- **What you are asked to do**: Would it be possible to write out each entry below exactly, without the pictures?
[Start Items]
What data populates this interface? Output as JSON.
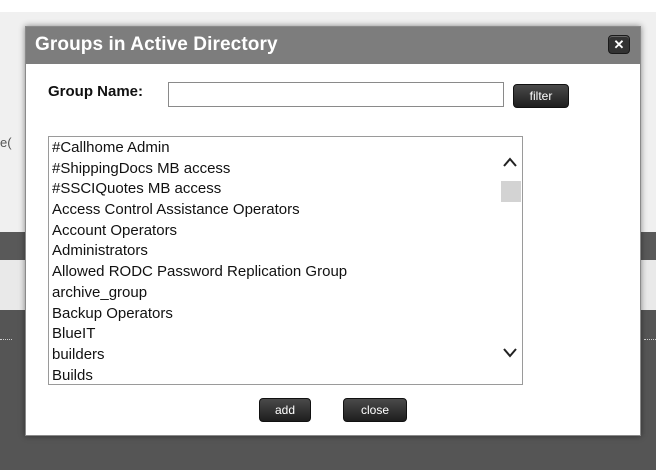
{
  "background": {
    "fragment": "e("
  },
  "dialog": {
    "title": "Groups in Active Directory",
    "close_glyph": "✕",
    "group_name_label": "Group Name:",
    "group_name_value": "",
    "filter_label": "filter",
    "add_label": "add",
    "close_label": "close",
    "groups": [
      "#Callhome Admin",
      "#ShippingDocs MB access",
      "#SSCIQuotes MB access",
      "Access Control Assistance Operators",
      "Account Operators",
      "Administrators",
      "Allowed RODC Password Replication Group",
      "archive_group",
      "Backup Operators",
      "BlueIT",
      "builders",
      "Builds"
    ]
  },
  "icons": {
    "scroll_up": "chevron-up-icon",
    "scroll_down": "chevron-down-icon",
    "dialog_close": "close-icon"
  },
  "colors": {
    "titlebar": "#7d7d7d",
    "button": "#2b2b2b",
    "overlay_dark": "#555555"
  }
}
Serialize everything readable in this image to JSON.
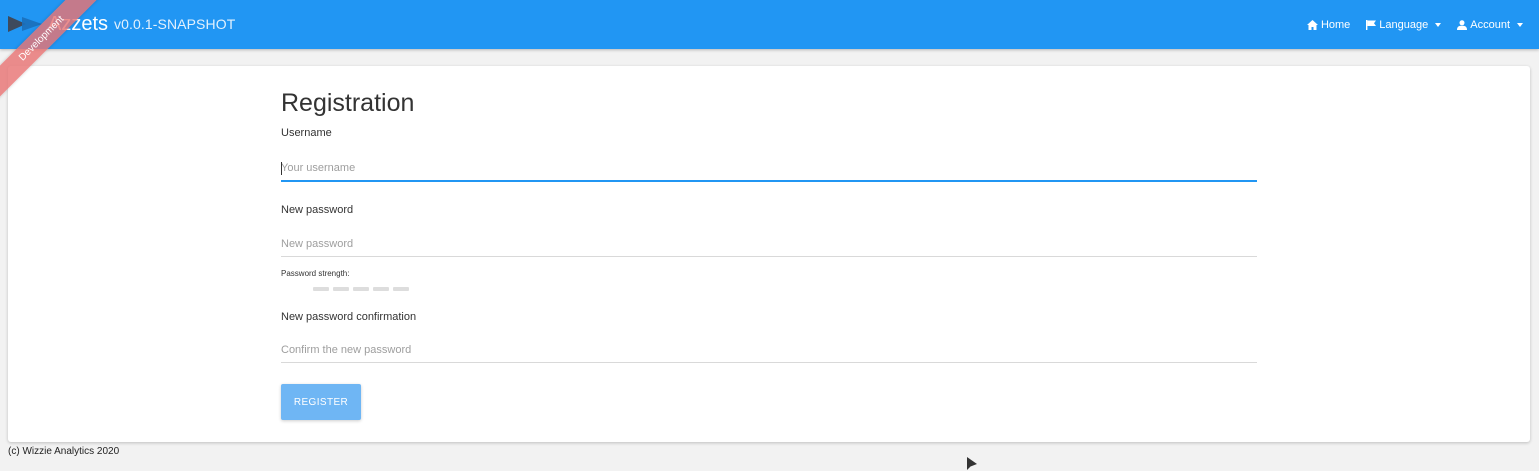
{
  "app": {
    "name": "Azzets",
    "version": "v0.0.1-SNAPSHOT",
    "ribbon": "Development"
  },
  "nav": {
    "home": {
      "label": "Home",
      "icon": "home-icon"
    },
    "language": {
      "label": "Language",
      "icon": "flag-icon"
    },
    "account": {
      "label": "Account",
      "icon": "user-icon"
    }
  },
  "form": {
    "title": "Registration",
    "username": {
      "label": "Username",
      "placeholder": "Your username",
      "value": ""
    },
    "password": {
      "label": "New password",
      "placeholder": "New password",
      "value": ""
    },
    "strength": {
      "label": "Password strength:",
      "level": 0,
      "segments": 5
    },
    "confirm": {
      "label": "New password confirmation",
      "placeholder": "Confirm the new password",
      "value": ""
    },
    "submit": "REGISTER"
  },
  "footer": {
    "text": "(c) Wizzie Analytics 2020"
  },
  "colors": {
    "primary": "#2196f3",
    "button": "#6fb6f4",
    "ribbon": "#e87474"
  }
}
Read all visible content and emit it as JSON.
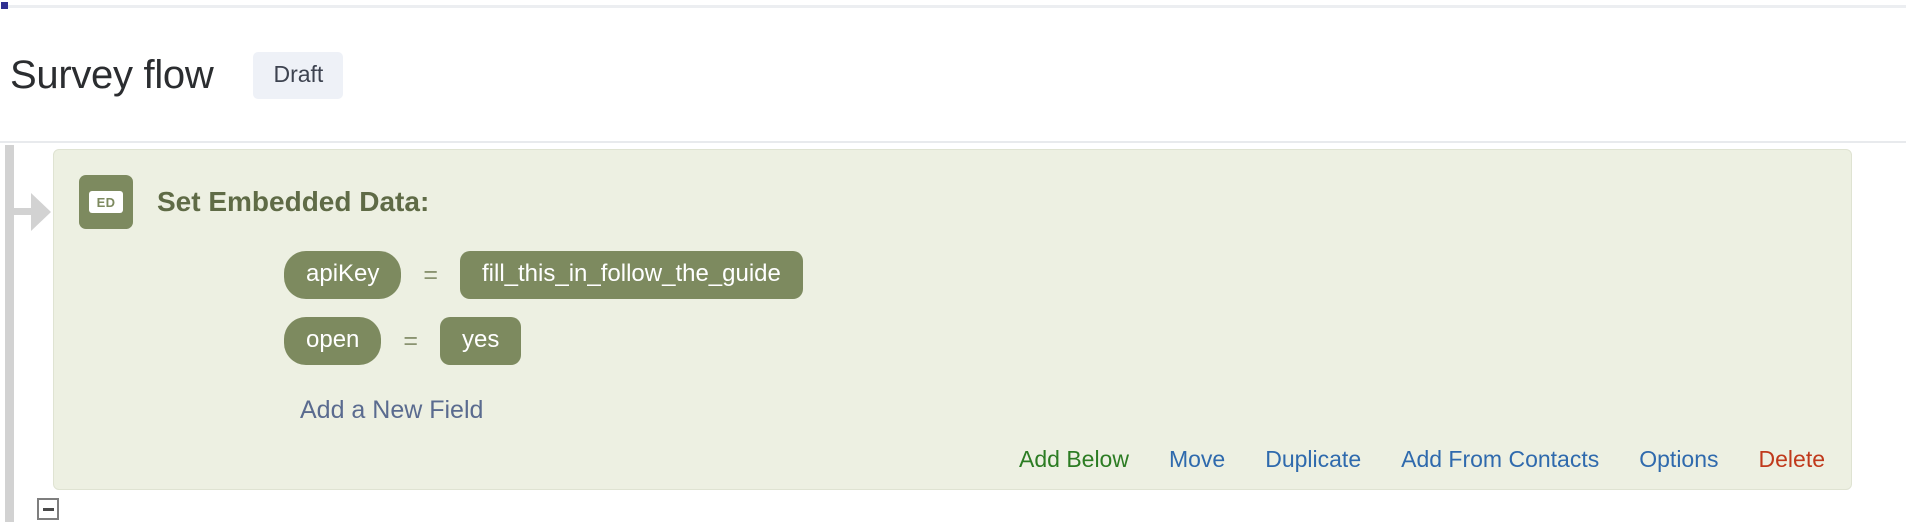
{
  "header": {
    "title": "Survey flow",
    "status_badge": "Draft",
    "badge_bg": "#eef1f7",
    "badge_text_color": "#3d4350"
  },
  "colors": {
    "card_bg": "#edf0e2",
    "card_border": "#dfe3d2",
    "pill_bg": "#7d8a5f",
    "pill_text": "#ffffff",
    "title_text": "#5f6b46",
    "link_blue": "#2f6aad",
    "link_green": "#2c7c23",
    "link_red": "#c0391b",
    "add_field_link": "#5a6b8f",
    "rail_gray": "#d2d2d2"
  },
  "block": {
    "icon_label": "ED",
    "icon_name": "embedded-data-icon",
    "title": "Set Embedded Data:",
    "fields": [
      {
        "key": "apiKey",
        "operator": "=",
        "value": "fill_this_in_follow_the_guide"
      },
      {
        "key": "open",
        "operator": "=",
        "value": "yes"
      }
    ],
    "add_field_label": "Add a New Field",
    "actions": [
      {
        "label": "Add Below",
        "style": "green"
      },
      {
        "label": "Move",
        "style": "blue"
      },
      {
        "label": "Duplicate",
        "style": "blue"
      },
      {
        "label": "Add From Contacts",
        "style": "blue"
      },
      {
        "label": "Options",
        "style": "blue"
      },
      {
        "label": "Delete",
        "style": "red"
      }
    ]
  },
  "canvas": {
    "collapse_toggle_name": "collapse-block-toggle",
    "flow_arrow_name": "flow-arrow-icon"
  }
}
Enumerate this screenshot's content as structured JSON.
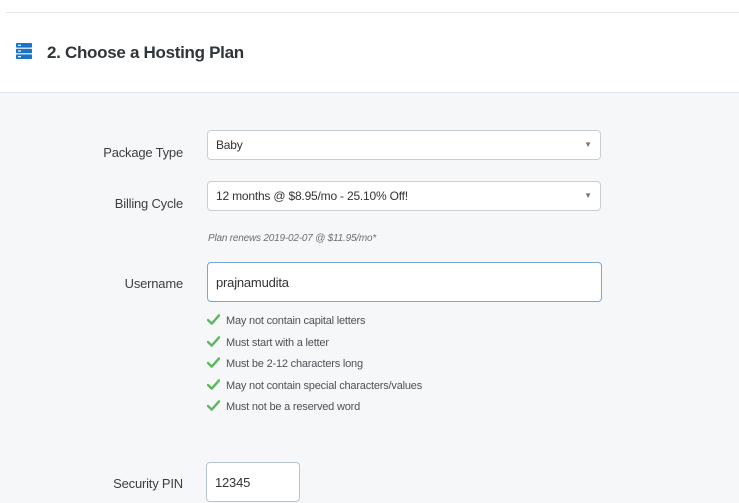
{
  "section": {
    "title": "2. Choose a Hosting Plan",
    "icon": "server-icon",
    "accent_color": "#1a73c8"
  },
  "form": {
    "package_type": {
      "label": "Package Type",
      "value": "Baby"
    },
    "billing_cycle": {
      "label": "Billing Cycle",
      "value": "12 months @ $8.95/mo - 25.10% Off!",
      "note": "Plan renews 2019-02-07 @ $11.95/mo*"
    },
    "username": {
      "label": "Username",
      "value": "prajnamudita",
      "rules": [
        "May not contain capital letters",
        "Must start with a letter",
        "Must be 2-12 characters long",
        "May not contain special characters/values",
        "Must not be a reserved word"
      ],
      "rule_icon": "check-icon",
      "rule_color": "#5cb85c"
    },
    "security_pin": {
      "label": "Security PIN",
      "value": "12345"
    }
  }
}
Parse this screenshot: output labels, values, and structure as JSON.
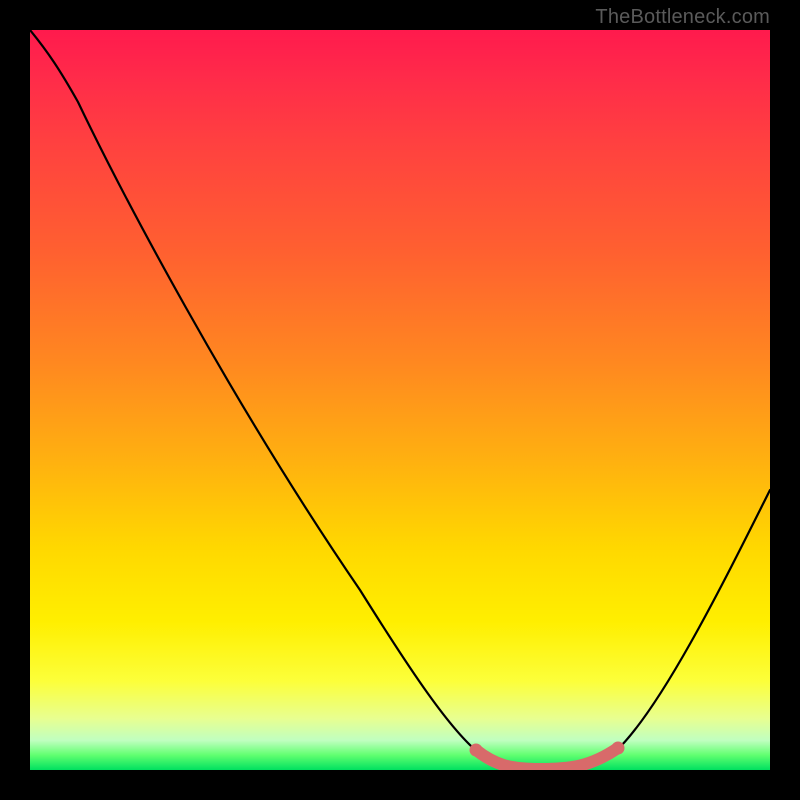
{
  "watermark": "TheBottleneck.com",
  "chart_data": {
    "type": "line",
    "title": "",
    "xlabel": "",
    "ylabel": "",
    "xlim": [
      0,
      100
    ],
    "ylim": [
      0,
      100
    ],
    "grid": false,
    "legend": false,
    "background_gradient": {
      "top_color": "#ff1a4d",
      "bottom_color": "#00e060",
      "description": "red-orange-yellow-green vertical gradient (bottleneck severity scale)"
    },
    "series": [
      {
        "name": "bottleneck-curve",
        "color": "#000000",
        "x": [
          0,
          3,
          6,
          10,
          15,
          20,
          30,
          40,
          50,
          56,
          60,
          64,
          68,
          72,
          76,
          80,
          86,
          92,
          100
        ],
        "y": [
          100,
          98,
          94,
          90,
          83,
          76,
          62,
          47,
          31,
          16,
          6,
          1,
          0,
          0,
          0,
          1,
          6,
          16,
          38
        ]
      },
      {
        "name": "minimum-band-marker",
        "color": "#d86a6a",
        "x": [
          60,
          63,
          66,
          70,
          74,
          78,
          80
        ],
        "y": [
          3.2,
          1.2,
          0.4,
          0,
          0,
          0.4,
          3.2
        ]
      }
    ],
    "annotations": [
      {
        "name": "optimal-region",
        "x_range": [
          60,
          80
        ],
        "description": "pink rounded segment along the curve bottom marking the low-bottleneck plateau"
      }
    ]
  }
}
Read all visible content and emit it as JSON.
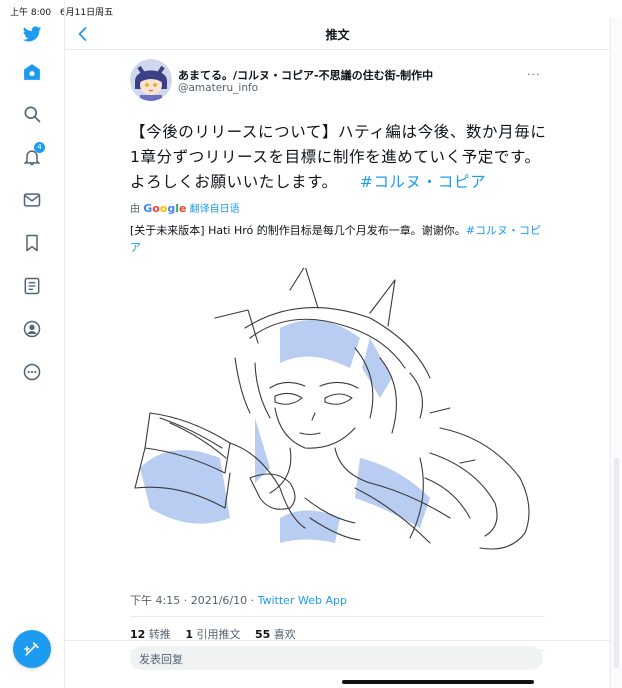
[End Items]
- **Reply to the exercise**:
What data populates this interface? Output as JSON.
{
  "background": {
    "fragment": "e("
  },
  "dialog": {
    "title": "Groups in Active Directory",
    "close_glyph": "✕",
    "group_name_label": "Group Name:",
    "group_name_value": "",
    "filter_label": "filter",
    "add_label": "add",
    "close_label": "close",
    "groups": [
      "#Callhome Admin",
      "#ShippingDocs MB access",
      "#SSCIQuotes MB access",
      "Access Control Assistance Operators",
      "Account Operators",
      "Administrators",
      "Allowed RODC Password Replication Group",
      "archive_group",
      "Backup Operators",
      "BlueIT",
      "builders",
      "Builds"
    ]
  },
  "icons": {
    "scroll_up": "chevron-up-icon",
    "scroll_down": "chevron-down-icon",
    "dialog_close": "close-icon"
  },
  "colors": {
    "titlebar": "#7d7d7d",
    "button": "#2b2b2b",
    "overlay_dark": "#555555"
  }
}
Serialize everything readable in this image to JSON.
{
  "app": {
    "name": "Azzets",
    "version": "v0.0.1-SNAPSHOT",
    "ribbon": "Development"
  },
  "nav": {
    "home": {
      "label": "Home",
      "icon": "home-icon"
    },
    "language": {
      "label": "Language",
      "icon": "flag-icon"
    },
    "account": {
      "label": "Account",
      "icon": "user-icon"
    }
  },
  "form": {
    "title": "Registration",
    "username": {
      "label": "Username",
      "placeholder": "Your username",
      "value": ""
    },
    "password": {
      "label": "New password",
      "placeholder": "New password",
      "value": ""
    },
    "strength": {
      "label": "Password strength:",
      "level": 0,
      "segments": 5
    },
    "confirm": {
      "label": "New password confirmation",
      "placeholder": "Confirm the new password",
      "value": ""
    },
    "submit": "REGISTER"
  },
  "footer": {
    "text": "(c) Wizzie Analytics 2020"
  },
  "colors": {
    "primary": "#2196f3",
    "button": "#6fb6f4",
    "ribbon": "#e87474"
  }
}
Read all visible content and emit it as JSON.
{
  "header": {
    "title": "Survey flow",
    "status_badge": "Draft",
    "badge_bg": "#eef1f7",
    "badge_text_color": "#3d4350"
  },
  "colors": {
    "card_bg": "#edf0e2",
    "card_border": "#dfe3d2",
    "pill_bg": "#7d8a5f",
    "pill_text": "#ffffff",
    "title_text": "#5f6b46",
    "link_blue": "#2f6aad",
    "link_green": "#2c7c23",
    "link_red": "#c0391b",
    "add_field_link": "#5a6b8f",
    "rail_gray": "#d2d2d2"
  },
  "block": {
    "icon_label": "ED",
    "icon_name": "embedded-data-icon",
    "title": "Set Embedded Data:",
    "fields": [
      {
        "key": "apiKey",
        "operator": "=",
        "value": "fill_this_in_follow_the_guide"
      },
      {
        "key": "open",
        "operator": "=",
        "value": "yes"
      }
    ],
    "add_field_label": "Add a New Field",
    "actions": [
      {
        "label": "Add Below",
        "style": "green"
      },
      {
        "label": "Move",
        "style": "blue"
      },
      {
        "label": "Duplicate",
        "style": "blue"
      },
      {
        "label": "Add From Contacts",
        "style": "blue"
      },
      {
        "label": "Options",
        "style": "blue"
      },
      {
        "label": "Delete",
        "style": "red"
      }
    ]
  },
  "canvas": {
    "collapse_toggle_name": "collapse-block-toggle",
    "flow_arrow_name": "flow-arrow-icon"
  }
}
Enumerate this screenshot's content as structured JSON.
{
  "section": {
    "title": "2. Choose a Hosting Plan",
    "icon": "server-icon",
    "accent_color": "#1a73c8"
  },
  "form": {
    "package_type": {
      "label": "Package Type",
      "value": "Baby"
    },
    "billing_cycle": {
      "label": "Billing Cycle",
      "value": "12 months @ $8.95/mo - 25.10% Off!",
      "note": "Plan renews 2019-02-07 @ $11.95/mo*"
    },
    "username": {
      "label": "Username",
      "value": "prajnamudita",
      "rules": [
        "May not contain capital letters",
        "Must start with a letter",
        "Must be 2-12 characters long",
        "May not contain special characters/values",
        "Must not be a reserved word"
      ],
      "rule_icon": "check-icon",
      "rule_color": "#5cb85c"
    },
    "security_pin": {
      "label": "Security PIN",
      "value": "12345"
    }
  }
}
Parse this screenshot: output labels, values, and structure as JSON.
{
  "watermark": "TheBottleneck.com",
  "chart_data": {
    "type": "line",
    "title": "",
    "xlabel": "",
    "ylabel": "",
    "xlim": [
      0,
      100
    ],
    "ylim": [
      0,
      100
    ],
    "grid": false,
    "legend": false,
    "background_gradient": {
      "top_color": "#ff1a4d",
      "bottom_color": "#00e060",
      "description": "red-orange-yellow-green vertical gradient (bottleneck severity scale)"
    },
    "series": [
      {
        "name": "bottleneck-curve",
        "color": "#000000",
        "x": [
          0,
          3,
          6,
          10,
          15,
          20,
          30,
          40,
          50,
          56,
          60,
          64,
          68,
          72,
          76,
          80,
          86,
          92,
          100
        ],
        "y": [
          100,
          98,
          94,
          90,
          83,
          76,
          62,
          47,
          31,
          16,
          6,
          1,
          0,
          0,
          0,
          1,
          6,
          16,
          38
        ]
      },
      {
        "name": "minimum-band-marker",
        "color": "#d86a6a",
        "x": [
          60,
          63,
          66,
          70,
          74,
          78,
          80
        ],
        "y": [
          3.2,
          1.2,
          0.4,
          0,
          0,
          0.4,
          3.2
        ]
      }
    ],
    "annotations": [
      {
        "name": "optimal-region",
        "x_range": [
          60,
          80
        ],
        "description": "pink rounded segment along the curve bottom marking the low-bottleneck plateau"
      }
    ]
  }
}
Read all visible content and emit it as JSON.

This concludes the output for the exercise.